▶ [Extracted information]
-------

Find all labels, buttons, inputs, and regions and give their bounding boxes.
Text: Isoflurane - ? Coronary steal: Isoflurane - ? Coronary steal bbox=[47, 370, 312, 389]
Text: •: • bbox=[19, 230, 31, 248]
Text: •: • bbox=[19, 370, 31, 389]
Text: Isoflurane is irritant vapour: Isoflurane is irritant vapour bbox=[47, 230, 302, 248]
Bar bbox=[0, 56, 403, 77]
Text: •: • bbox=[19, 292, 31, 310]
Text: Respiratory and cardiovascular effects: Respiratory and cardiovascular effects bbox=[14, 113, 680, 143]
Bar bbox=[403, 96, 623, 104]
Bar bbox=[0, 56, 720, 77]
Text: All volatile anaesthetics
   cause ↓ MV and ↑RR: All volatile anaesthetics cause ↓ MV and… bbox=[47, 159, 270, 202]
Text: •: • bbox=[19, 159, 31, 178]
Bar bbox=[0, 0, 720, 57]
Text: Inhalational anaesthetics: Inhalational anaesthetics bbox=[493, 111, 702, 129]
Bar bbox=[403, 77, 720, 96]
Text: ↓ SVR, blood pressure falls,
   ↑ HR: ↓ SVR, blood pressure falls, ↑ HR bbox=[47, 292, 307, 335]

-------

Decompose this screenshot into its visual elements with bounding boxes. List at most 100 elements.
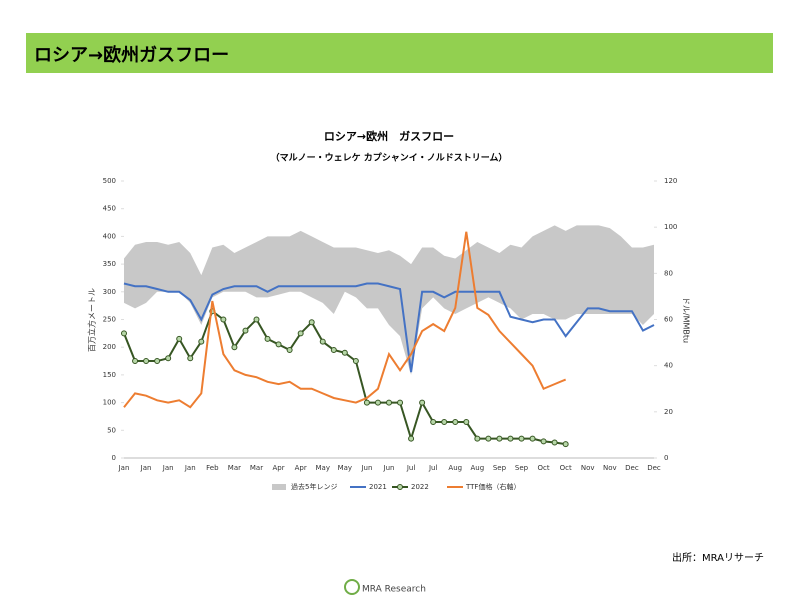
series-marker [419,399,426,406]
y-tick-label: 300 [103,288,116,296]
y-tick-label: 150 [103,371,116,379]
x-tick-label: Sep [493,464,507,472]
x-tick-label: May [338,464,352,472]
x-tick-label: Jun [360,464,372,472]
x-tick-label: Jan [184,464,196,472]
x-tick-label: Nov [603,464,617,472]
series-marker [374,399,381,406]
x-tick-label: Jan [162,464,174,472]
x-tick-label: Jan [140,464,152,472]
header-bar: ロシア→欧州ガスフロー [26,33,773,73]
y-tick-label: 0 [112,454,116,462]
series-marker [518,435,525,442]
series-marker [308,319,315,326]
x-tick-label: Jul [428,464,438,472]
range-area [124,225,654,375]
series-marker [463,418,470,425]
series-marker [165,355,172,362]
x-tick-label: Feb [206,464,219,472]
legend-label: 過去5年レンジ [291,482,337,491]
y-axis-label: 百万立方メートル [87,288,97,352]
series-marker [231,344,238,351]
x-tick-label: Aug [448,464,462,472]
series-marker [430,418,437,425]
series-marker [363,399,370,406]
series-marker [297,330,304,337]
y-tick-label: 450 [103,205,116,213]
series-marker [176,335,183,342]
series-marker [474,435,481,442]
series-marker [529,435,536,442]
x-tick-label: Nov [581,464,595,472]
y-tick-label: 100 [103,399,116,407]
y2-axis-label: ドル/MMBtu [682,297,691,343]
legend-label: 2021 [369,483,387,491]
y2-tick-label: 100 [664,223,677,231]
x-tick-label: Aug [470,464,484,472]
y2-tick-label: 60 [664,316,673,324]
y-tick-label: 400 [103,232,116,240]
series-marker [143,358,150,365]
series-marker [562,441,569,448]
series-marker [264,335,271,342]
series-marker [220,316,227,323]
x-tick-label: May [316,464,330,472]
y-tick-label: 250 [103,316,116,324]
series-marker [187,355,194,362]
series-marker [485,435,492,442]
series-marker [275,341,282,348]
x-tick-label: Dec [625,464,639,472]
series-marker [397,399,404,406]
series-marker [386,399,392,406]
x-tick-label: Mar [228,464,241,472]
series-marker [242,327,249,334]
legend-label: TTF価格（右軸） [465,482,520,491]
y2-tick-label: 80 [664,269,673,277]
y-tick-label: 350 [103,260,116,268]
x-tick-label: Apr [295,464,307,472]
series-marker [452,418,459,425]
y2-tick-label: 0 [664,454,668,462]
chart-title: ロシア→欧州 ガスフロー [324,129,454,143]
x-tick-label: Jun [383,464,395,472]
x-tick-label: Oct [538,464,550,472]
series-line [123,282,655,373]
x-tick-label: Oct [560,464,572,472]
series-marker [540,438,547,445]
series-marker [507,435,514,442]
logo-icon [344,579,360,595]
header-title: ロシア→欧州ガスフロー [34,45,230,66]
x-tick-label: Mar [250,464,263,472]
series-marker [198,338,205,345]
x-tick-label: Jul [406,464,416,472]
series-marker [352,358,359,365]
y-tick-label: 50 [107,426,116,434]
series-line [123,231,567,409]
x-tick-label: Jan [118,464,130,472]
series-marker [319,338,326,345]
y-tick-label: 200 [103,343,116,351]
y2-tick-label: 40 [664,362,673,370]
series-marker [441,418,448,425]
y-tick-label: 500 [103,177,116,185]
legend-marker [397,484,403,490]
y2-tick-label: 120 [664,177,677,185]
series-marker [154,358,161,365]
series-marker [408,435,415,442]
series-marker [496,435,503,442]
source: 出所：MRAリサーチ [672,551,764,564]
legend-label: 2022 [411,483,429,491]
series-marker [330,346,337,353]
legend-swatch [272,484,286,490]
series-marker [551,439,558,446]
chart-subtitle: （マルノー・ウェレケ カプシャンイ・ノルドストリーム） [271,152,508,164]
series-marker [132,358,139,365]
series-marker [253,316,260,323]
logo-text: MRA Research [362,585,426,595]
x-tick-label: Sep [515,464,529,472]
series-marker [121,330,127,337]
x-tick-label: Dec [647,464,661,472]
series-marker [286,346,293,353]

-------

▶ [Exercise] Repeat the entries above word for word, beginning at the line that contains "Find all labels, buttons, inputs, and" and stopping after the line that contains "Text: Isoflurane is".

▶ [Task result]
Find all labels, buttons, inputs, and regions and give their bounding boxes.
Text: Isoflurane - ? Coronary steal: Isoflurane - ? Coronary steal bbox=[47, 370, 312, 389]
Text: •: • bbox=[19, 230, 31, 248]
Text: •: • bbox=[19, 370, 31, 389]
Text: Isoflurane is irritant vapour: Isoflurane is irritant vapour bbox=[47, 230, 302, 248]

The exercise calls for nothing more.